Give only the number of lines in the data that include the string "Solutions".

Data extracted from a collection:
##############################

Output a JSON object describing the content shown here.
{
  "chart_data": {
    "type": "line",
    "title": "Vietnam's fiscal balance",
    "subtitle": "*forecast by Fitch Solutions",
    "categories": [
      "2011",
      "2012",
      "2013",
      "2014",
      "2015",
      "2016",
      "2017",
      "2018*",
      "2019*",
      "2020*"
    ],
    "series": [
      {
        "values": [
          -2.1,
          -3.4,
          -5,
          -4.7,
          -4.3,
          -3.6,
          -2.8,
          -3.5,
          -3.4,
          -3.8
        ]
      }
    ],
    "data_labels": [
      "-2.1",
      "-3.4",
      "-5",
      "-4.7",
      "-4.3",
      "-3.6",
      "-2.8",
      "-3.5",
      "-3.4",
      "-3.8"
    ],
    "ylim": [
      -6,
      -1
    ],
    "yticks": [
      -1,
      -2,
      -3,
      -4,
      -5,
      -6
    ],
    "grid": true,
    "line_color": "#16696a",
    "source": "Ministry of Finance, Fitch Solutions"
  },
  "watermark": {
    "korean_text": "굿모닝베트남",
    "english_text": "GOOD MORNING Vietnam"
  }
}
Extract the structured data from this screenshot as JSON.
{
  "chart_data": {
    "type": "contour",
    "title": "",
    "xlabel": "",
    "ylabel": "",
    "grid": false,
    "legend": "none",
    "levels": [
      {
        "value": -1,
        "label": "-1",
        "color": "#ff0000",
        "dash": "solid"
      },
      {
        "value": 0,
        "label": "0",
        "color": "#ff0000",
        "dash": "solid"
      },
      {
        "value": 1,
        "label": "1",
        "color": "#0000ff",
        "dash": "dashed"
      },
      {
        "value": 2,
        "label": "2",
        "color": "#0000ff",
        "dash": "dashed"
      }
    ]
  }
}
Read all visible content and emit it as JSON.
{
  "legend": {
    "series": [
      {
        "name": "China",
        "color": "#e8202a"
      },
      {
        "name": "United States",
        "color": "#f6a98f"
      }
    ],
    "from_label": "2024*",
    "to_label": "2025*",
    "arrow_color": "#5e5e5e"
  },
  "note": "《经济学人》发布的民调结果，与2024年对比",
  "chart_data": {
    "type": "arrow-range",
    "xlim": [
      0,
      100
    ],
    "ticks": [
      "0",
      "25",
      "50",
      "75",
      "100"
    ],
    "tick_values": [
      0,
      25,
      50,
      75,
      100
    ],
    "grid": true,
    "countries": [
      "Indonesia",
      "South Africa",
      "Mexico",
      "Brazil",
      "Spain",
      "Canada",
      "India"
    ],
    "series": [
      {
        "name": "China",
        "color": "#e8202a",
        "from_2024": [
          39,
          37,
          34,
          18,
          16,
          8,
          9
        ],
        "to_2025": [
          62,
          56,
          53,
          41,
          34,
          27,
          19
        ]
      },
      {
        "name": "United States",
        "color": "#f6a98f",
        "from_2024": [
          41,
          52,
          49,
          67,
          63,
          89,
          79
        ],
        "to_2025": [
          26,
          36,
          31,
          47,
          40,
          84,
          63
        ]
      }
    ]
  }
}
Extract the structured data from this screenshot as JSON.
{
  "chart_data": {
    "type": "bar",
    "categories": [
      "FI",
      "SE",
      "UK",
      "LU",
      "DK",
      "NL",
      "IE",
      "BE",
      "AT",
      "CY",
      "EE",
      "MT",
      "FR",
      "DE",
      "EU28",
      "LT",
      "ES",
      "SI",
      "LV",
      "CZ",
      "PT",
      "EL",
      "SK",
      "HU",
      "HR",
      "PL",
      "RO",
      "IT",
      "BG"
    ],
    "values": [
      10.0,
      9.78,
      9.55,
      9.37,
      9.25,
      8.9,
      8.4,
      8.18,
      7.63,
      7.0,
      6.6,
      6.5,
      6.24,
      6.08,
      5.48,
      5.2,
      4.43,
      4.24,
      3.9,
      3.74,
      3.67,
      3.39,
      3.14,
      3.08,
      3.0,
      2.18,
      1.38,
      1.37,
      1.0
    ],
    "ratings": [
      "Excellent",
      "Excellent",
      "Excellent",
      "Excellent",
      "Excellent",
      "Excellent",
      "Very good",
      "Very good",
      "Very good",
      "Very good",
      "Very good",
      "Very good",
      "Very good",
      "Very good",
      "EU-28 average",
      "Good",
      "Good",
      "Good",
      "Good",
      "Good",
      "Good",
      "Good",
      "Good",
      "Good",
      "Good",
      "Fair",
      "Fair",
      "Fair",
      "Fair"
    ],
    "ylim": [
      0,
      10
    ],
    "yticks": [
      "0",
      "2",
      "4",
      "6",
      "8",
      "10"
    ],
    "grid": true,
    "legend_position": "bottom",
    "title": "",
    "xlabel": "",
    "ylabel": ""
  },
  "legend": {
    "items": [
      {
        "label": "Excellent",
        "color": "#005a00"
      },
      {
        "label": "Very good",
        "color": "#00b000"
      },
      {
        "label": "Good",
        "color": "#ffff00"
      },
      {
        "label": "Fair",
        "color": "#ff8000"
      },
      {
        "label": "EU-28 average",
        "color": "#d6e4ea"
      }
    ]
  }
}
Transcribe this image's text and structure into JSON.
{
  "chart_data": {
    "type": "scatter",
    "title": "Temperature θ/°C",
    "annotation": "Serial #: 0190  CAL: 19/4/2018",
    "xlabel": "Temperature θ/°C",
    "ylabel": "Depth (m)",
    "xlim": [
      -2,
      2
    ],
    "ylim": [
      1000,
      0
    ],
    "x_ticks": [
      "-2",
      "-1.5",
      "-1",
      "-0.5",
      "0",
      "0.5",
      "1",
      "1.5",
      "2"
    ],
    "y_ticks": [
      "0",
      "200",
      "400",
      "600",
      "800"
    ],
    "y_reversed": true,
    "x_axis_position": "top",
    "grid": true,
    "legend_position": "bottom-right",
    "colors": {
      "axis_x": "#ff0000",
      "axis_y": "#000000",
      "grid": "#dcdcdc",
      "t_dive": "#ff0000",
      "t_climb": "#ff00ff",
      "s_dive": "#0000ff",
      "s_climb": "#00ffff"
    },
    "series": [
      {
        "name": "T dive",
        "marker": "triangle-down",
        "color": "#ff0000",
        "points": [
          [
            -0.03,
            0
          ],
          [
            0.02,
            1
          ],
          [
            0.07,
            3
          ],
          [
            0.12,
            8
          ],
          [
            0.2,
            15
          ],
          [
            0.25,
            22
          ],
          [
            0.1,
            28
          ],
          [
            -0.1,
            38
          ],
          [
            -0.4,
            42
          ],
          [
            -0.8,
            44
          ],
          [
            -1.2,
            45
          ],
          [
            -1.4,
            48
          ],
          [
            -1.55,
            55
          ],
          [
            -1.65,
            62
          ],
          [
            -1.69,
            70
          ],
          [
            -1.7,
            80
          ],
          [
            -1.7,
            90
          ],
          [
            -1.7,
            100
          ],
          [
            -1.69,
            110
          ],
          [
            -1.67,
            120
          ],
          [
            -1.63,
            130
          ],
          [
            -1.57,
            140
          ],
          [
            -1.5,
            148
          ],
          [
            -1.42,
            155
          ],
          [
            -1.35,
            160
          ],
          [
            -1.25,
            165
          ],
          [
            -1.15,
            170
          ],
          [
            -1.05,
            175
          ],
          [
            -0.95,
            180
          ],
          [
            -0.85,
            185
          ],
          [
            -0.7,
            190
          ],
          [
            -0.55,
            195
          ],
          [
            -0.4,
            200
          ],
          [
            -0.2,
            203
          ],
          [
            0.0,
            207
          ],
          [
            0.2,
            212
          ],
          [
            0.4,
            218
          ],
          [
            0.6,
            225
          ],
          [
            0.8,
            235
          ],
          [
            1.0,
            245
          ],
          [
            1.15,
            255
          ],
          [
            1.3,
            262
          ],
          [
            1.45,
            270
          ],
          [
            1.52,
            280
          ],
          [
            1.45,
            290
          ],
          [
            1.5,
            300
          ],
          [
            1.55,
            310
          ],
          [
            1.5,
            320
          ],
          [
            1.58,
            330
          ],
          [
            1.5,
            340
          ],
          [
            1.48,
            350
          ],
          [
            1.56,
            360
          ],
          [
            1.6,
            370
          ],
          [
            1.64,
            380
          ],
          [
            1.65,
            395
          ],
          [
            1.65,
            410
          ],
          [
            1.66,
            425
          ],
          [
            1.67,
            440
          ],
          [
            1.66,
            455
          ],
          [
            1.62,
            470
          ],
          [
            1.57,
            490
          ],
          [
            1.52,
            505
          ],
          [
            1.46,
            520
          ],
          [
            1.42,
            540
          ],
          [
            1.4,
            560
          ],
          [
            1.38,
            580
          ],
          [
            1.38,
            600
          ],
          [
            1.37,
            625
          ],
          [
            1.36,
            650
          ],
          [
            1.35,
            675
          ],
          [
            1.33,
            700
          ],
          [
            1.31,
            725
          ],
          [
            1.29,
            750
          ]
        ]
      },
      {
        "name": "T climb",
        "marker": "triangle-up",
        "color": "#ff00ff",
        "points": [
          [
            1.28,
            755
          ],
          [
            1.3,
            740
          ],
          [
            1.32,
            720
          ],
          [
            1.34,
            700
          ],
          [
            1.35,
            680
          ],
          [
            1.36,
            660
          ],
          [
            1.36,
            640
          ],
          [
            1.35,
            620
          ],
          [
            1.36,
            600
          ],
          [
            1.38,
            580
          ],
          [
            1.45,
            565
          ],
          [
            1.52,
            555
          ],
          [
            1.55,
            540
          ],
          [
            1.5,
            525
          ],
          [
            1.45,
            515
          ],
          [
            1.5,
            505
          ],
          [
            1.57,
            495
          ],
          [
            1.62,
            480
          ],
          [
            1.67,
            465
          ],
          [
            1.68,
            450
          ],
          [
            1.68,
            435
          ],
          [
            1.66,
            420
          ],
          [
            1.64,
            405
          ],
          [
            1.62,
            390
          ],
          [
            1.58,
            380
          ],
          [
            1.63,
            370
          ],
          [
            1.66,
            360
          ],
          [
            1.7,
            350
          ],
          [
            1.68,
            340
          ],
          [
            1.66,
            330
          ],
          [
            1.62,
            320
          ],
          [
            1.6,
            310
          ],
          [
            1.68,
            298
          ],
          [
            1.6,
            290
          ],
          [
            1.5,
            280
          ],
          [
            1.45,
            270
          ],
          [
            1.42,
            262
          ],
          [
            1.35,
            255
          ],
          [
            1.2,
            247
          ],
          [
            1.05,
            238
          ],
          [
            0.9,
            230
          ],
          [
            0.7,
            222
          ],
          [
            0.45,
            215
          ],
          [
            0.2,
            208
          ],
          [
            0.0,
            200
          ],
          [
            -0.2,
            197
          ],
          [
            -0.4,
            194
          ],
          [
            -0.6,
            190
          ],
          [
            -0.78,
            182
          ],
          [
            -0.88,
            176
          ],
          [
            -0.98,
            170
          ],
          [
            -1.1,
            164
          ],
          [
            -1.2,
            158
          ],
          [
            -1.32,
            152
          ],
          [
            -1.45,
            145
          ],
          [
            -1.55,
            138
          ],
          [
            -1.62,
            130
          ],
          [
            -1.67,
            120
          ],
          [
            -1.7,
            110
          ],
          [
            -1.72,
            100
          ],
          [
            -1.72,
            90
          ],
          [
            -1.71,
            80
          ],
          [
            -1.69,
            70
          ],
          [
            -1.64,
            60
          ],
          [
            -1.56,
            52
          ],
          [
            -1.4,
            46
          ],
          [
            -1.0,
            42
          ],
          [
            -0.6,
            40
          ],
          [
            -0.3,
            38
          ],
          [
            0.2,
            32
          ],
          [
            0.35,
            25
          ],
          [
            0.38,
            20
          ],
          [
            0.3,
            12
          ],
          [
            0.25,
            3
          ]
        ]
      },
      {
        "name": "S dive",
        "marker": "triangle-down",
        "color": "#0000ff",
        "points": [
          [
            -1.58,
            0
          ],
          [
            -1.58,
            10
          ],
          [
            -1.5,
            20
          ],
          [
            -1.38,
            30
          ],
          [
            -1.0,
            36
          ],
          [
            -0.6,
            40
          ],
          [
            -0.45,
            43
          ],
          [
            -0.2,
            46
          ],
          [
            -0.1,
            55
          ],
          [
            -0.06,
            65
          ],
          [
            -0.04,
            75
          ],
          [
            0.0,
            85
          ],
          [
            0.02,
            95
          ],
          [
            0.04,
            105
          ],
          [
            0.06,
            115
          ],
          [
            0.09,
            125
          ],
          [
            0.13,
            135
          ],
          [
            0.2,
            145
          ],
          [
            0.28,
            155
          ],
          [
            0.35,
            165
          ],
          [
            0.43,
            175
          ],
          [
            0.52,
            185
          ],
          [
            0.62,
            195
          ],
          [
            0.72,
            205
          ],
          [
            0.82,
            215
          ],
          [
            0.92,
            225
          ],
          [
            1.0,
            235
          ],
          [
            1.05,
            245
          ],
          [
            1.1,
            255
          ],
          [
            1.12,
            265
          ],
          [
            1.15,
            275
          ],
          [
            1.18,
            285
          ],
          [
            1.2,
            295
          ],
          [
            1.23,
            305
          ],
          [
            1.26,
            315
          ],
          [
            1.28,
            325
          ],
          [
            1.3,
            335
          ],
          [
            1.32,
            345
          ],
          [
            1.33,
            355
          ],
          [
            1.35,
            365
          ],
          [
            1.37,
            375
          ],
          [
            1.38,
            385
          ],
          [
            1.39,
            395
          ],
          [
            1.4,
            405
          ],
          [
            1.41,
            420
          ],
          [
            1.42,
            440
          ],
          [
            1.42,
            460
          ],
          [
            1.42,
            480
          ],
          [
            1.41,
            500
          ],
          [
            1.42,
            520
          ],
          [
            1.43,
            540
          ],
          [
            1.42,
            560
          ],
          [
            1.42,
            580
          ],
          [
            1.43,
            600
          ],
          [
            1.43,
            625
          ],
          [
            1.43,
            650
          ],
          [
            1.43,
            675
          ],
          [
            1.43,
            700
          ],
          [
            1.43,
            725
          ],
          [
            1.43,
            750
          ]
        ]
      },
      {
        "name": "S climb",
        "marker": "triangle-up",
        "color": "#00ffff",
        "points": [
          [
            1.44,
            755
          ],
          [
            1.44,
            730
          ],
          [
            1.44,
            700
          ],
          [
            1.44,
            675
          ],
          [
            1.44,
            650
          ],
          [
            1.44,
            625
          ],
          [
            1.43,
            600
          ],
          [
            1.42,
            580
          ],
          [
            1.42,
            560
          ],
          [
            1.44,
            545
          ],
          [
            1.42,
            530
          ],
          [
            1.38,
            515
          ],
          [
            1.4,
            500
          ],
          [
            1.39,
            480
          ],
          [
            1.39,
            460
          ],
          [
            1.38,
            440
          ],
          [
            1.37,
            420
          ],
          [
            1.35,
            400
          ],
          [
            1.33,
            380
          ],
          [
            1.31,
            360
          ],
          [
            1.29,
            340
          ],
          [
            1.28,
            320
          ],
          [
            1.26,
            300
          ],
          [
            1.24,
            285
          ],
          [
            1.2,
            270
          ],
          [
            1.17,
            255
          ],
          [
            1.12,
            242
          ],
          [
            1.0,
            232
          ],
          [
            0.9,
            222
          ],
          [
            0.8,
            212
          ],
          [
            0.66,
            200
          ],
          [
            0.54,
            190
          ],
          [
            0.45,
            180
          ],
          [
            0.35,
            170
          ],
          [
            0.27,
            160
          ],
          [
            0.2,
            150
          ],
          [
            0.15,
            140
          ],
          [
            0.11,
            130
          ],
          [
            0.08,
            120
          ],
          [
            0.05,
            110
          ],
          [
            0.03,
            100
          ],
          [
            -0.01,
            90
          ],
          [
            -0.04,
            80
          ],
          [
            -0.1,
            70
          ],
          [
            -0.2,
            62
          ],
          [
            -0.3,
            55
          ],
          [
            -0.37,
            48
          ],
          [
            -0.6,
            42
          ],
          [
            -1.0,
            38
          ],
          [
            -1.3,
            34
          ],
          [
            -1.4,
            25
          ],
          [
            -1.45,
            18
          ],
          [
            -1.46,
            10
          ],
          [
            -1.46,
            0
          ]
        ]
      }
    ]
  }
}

##############################

- **Result**:
2